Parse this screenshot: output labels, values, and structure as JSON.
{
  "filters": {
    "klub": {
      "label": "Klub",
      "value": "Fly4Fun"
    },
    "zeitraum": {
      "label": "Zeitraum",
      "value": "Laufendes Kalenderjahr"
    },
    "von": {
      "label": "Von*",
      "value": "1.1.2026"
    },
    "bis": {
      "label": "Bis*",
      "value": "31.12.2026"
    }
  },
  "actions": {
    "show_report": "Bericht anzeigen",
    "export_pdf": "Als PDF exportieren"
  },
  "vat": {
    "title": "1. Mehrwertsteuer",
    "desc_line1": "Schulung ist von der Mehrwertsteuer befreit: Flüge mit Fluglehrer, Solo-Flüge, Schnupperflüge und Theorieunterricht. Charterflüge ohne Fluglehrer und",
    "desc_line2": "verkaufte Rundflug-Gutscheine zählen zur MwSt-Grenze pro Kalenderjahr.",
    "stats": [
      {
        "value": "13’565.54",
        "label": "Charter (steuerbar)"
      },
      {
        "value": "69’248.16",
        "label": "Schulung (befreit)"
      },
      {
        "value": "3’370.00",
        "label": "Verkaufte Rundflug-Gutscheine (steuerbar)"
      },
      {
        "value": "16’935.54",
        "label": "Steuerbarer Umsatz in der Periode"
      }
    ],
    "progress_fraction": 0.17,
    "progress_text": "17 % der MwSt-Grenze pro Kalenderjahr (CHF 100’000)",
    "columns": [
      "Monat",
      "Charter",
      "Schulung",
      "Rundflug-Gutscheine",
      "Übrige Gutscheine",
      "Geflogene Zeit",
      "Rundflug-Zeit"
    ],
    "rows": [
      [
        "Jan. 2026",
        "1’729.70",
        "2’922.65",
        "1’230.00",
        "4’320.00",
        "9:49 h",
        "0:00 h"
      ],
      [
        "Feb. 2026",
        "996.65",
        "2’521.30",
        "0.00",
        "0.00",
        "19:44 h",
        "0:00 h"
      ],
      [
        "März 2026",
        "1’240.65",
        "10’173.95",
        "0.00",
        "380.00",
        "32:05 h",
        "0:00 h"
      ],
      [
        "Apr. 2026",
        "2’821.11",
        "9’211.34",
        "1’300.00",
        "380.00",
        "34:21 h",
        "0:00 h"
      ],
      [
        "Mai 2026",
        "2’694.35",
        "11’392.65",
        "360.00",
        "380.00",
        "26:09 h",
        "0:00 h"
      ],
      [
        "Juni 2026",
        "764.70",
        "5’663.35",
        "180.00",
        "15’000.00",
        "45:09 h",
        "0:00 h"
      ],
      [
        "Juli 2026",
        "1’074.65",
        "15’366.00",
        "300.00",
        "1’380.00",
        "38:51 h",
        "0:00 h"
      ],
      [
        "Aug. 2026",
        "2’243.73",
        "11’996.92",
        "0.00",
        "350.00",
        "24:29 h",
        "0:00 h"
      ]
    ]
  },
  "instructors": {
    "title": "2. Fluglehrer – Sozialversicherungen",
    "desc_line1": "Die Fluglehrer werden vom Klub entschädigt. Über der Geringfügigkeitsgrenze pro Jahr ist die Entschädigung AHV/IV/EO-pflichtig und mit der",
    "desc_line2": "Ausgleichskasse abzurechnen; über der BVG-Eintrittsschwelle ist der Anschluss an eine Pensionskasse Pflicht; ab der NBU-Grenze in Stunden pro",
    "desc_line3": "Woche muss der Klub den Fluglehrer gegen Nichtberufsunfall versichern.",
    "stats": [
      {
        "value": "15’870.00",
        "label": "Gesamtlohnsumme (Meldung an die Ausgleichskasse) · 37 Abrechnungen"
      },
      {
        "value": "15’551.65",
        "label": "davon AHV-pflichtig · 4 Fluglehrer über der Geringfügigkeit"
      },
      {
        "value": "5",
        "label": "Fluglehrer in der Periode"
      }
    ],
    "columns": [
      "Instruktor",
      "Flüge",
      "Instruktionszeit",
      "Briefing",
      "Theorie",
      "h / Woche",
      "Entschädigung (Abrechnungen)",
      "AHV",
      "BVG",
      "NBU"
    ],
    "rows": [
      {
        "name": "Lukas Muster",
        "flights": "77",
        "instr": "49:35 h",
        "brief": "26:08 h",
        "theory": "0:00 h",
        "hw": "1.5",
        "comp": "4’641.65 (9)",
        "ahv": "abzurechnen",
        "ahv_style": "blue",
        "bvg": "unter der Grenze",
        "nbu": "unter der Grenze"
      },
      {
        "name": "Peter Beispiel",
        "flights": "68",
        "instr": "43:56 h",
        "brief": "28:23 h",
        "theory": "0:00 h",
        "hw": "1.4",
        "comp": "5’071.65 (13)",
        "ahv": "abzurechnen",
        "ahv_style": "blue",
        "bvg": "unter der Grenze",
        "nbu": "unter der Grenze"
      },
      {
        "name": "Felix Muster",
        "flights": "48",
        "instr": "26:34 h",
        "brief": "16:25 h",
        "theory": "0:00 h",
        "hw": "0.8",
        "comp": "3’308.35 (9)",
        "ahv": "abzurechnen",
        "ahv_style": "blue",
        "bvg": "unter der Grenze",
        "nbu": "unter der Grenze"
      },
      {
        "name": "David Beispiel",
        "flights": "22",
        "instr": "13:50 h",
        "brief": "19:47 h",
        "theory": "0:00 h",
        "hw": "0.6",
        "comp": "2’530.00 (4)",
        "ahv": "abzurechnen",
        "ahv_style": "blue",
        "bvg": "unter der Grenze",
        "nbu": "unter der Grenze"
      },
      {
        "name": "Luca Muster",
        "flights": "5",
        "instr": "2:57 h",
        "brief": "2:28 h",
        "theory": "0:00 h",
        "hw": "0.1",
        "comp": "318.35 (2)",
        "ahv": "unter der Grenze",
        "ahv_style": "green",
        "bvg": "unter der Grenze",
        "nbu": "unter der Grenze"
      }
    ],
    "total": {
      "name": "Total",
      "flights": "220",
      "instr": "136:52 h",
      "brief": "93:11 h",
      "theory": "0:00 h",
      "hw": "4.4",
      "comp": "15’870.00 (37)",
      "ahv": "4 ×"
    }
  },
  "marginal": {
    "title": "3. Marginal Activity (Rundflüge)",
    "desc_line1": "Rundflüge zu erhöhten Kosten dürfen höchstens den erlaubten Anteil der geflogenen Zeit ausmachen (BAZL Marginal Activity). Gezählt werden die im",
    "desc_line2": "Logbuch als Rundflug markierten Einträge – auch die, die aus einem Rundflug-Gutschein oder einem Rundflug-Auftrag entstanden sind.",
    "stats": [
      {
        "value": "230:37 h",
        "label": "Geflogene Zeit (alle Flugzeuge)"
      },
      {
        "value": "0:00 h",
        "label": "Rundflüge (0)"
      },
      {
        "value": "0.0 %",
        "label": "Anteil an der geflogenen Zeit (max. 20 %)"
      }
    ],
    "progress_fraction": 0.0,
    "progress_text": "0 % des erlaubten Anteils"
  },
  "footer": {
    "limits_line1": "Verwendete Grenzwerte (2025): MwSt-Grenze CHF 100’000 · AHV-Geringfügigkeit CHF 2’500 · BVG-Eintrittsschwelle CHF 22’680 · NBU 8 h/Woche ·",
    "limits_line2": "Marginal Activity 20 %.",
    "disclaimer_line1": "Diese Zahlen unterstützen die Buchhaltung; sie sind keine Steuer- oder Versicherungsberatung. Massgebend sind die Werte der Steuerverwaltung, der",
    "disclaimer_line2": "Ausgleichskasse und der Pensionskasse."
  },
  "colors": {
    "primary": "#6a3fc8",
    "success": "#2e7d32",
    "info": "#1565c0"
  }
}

------------------------

◆ GIVEN INSTRUCTION ◆
Where does the word "comp" appear? Return each line that holds it.

◆ WRITTEN REPLY ◆
        "comp": "4’641.65 (9)",
        "comp": "5’071.65 (13)",
        "comp": "3’308.35 (9)",
        "comp": "2’530.00 (4)",
        "comp": "318.35 (2)",
      "comp": "15’870.00 (37)",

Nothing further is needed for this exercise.